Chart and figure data
------------------------------
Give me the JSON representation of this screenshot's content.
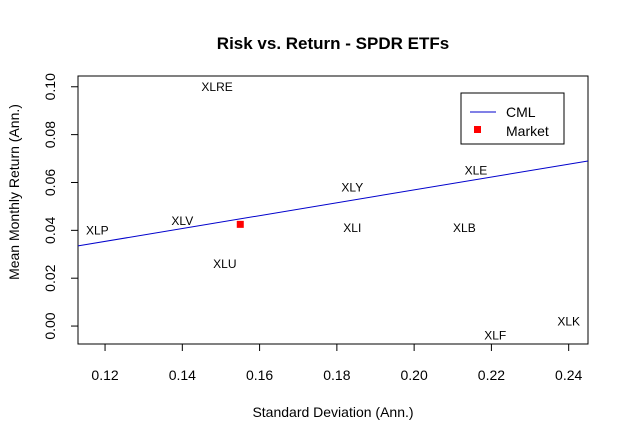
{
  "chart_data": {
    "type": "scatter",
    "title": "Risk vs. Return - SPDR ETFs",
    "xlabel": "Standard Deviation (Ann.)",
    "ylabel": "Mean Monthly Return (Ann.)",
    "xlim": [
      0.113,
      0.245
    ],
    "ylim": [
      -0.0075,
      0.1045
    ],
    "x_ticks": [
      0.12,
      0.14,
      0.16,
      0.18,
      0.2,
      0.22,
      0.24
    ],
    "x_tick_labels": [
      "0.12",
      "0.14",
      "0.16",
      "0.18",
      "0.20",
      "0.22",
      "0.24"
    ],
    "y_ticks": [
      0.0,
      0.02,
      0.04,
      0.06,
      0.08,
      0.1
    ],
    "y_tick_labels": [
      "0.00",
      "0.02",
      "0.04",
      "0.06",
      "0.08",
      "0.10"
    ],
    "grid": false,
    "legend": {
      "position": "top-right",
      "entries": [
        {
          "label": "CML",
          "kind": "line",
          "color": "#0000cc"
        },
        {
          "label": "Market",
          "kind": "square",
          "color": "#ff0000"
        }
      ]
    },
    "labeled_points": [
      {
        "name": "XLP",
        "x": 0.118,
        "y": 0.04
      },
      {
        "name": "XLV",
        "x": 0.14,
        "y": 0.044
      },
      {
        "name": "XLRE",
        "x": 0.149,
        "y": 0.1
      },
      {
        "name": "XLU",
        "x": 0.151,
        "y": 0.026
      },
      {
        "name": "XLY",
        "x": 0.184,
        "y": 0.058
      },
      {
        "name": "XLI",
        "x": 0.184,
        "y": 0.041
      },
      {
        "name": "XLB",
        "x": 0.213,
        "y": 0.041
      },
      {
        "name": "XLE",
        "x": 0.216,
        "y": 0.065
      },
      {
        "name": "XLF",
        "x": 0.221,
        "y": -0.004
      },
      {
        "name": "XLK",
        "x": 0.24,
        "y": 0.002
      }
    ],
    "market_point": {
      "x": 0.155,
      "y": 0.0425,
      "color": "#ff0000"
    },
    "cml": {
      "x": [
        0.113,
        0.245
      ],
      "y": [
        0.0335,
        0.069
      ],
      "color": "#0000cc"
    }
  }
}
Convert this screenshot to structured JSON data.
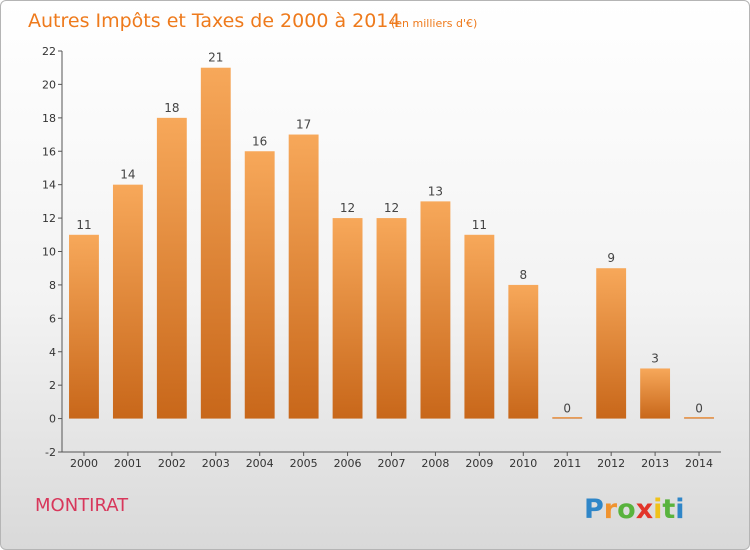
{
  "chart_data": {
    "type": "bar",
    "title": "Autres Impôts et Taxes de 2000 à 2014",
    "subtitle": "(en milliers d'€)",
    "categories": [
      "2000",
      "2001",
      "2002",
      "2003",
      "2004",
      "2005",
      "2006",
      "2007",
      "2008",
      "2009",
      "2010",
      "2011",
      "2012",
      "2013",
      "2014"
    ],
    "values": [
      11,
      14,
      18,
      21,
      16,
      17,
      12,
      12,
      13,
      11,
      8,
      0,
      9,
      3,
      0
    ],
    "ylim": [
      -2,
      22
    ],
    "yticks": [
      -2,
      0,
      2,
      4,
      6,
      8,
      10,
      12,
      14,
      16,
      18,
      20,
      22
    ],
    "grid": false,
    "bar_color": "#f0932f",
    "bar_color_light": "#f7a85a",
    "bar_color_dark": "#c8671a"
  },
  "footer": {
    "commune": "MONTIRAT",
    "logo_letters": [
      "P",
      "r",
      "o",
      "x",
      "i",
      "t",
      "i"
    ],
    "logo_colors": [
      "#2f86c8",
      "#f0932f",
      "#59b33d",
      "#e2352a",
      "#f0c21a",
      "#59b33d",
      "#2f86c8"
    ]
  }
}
------------------------------
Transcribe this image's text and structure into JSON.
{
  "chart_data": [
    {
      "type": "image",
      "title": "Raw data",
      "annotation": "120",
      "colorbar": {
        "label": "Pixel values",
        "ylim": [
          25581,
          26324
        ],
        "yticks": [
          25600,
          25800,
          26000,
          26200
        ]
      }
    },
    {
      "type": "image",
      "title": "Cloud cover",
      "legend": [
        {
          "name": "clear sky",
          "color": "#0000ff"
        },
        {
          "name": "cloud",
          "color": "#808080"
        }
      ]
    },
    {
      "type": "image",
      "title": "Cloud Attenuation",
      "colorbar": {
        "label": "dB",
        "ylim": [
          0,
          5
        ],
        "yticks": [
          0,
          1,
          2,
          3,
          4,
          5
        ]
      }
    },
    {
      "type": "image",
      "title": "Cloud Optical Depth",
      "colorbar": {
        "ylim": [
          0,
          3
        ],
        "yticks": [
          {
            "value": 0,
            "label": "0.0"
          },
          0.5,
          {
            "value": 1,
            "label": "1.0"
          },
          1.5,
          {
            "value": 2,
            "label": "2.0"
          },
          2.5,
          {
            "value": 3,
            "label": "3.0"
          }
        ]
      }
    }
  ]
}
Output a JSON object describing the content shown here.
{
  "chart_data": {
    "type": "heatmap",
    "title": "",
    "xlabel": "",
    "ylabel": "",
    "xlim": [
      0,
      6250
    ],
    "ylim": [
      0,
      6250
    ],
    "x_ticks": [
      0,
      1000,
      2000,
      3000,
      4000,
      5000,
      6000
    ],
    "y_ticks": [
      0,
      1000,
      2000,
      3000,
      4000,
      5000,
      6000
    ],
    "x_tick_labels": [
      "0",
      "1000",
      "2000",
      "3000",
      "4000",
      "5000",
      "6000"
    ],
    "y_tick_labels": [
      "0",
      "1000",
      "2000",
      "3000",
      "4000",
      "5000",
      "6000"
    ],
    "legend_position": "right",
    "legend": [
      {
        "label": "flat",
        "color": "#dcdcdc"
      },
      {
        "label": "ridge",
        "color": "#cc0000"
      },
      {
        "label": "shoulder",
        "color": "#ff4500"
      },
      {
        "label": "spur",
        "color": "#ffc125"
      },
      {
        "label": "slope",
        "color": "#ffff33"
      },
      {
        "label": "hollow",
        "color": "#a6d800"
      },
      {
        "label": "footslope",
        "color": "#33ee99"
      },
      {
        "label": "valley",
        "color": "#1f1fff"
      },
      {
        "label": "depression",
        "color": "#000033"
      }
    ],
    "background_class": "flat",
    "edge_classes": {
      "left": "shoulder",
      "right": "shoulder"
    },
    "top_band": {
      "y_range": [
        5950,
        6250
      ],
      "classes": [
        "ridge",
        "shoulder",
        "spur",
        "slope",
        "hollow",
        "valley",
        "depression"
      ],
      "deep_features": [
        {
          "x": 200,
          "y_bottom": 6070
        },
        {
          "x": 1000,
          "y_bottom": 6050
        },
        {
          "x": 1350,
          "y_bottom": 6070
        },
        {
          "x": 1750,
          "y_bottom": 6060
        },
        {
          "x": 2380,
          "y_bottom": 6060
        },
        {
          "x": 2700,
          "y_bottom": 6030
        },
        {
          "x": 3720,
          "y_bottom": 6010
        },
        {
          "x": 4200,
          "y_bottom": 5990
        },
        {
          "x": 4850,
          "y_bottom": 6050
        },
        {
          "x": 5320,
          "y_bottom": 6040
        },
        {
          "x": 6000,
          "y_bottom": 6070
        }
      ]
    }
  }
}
------------------------------
Look through the data above. Each line containing the word "screenshot" needs to be copied.

_Response to this task_.
Give me the JSON representation of this screenshot's content.
Convert this screenshot to structured JSON data.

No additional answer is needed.